» Given problem:
Each record that follows should be repeated exactly, minus any images.

Dataset entries

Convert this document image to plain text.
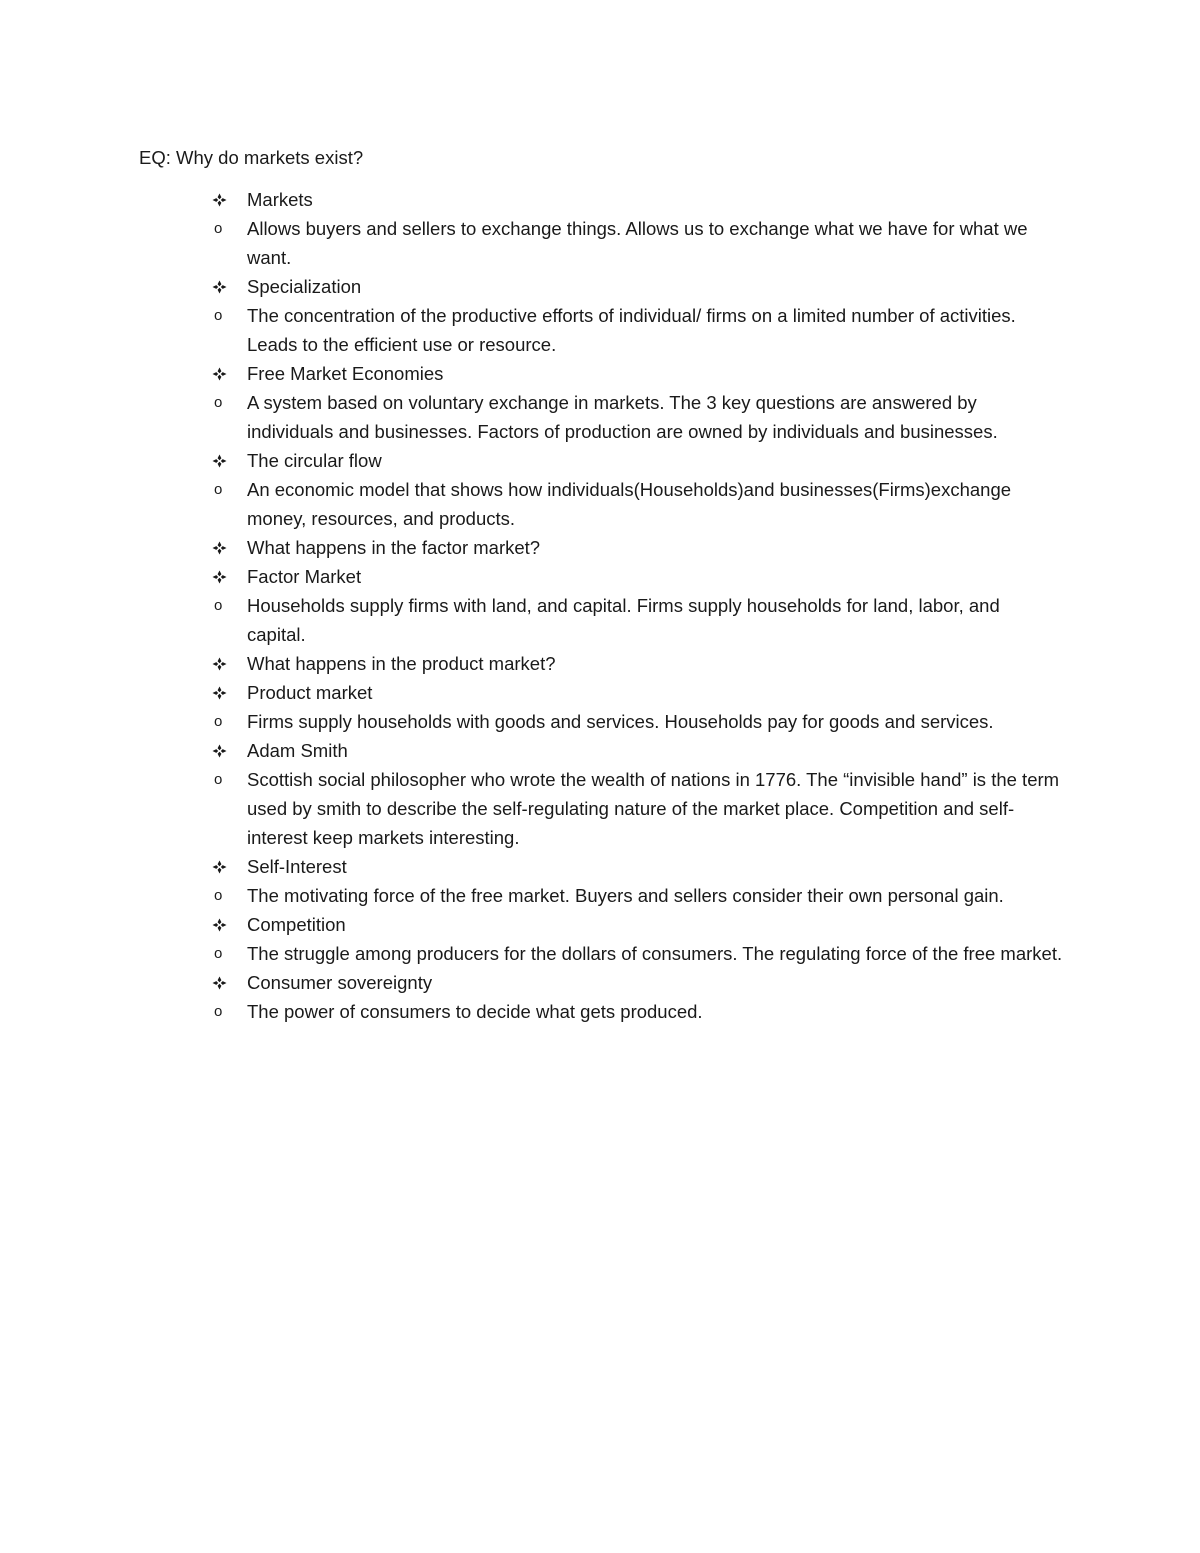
EQ: Why do markets exist?
Markets
o	Allows buyers and sellers to exchange things. Allows us to exchange what we have for what we want.
Specialization
o	The concentration of the productive efforts of individual/ firms on a limited number of activities. Leads to the efficient use or resource.
Free Market Economies
o	A system based on voluntary exchange in markets. The 3 key questions are answered by individuals and businesses. Factors of production are owned by individuals and businesses.
The circular flow
o	An economic model that shows how individuals(Households)and businesses(Firms)exchange money, resources, and products.
What happens in the factor market?
Factor Market
o	Households supply firms with land, and capital. Firms supply households for land, labor, and capital.
What happens in the product market?
Product market
o	Firms supply households with goods and services. Households pay for goods and services.
Adam Smith
o	Scottish social philosopher who wrote the wealth of nations in 1776. The “invisible hand” is the term used by smith to describe the self-regulating nature of the market place. Competition and self-interest keep markets interesting.
Self-Interest
o	The motivating force of the free market. Buyers and sellers consider their own personal gain.
Competition
o	The struggle among producers for the dollars of consumers. The regulating force of the free market.
Consumer sovereignty
o	The power of consumers to decide what gets produced.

» Written solution:
Convert this document image to plain text.
EQ: Why do markets exist?
Markets
o	Allows buyers and sellers to exchange things. Allows us to exchange what we have for what we want.
Specialization
o	The concentration of the productive efforts of individual/ firms on a limited number of activities. Leads to the efficient use or resource.
Free Market Economies
o	A system based on voluntary exchange in markets. The 3 key questions are answered by individuals and businesses. Factors of production are owned by individuals and businesses.
The circular flow
o	An economic model that shows how individuals(Households)and businesses(Firms)exchange money, resources, and products.
What happens in the factor market?
Factor Market
o	Households supply firms with land, and capital. Firms supply households for land, labor, and capital.
What happens in the product market?
Product market
o	Firms supply households with goods and services. Households pay for goods and services.
Adam Smith
o	Scottish social philosopher who wrote the wealth of nations in 1776. The “invisible hand” is the term used by smith to describe the self-regulating nature of the market place. Competition and self-interest keep markets interesting.
Self-Interest
o	The motivating force of the free market. Buyers and sellers consider their own personal gain.
Competition
o	The struggle among producers for the dollars of consumers. The regulating force of the free market.
Consumer sovereignty
o	The power of consumers to decide what gets produced.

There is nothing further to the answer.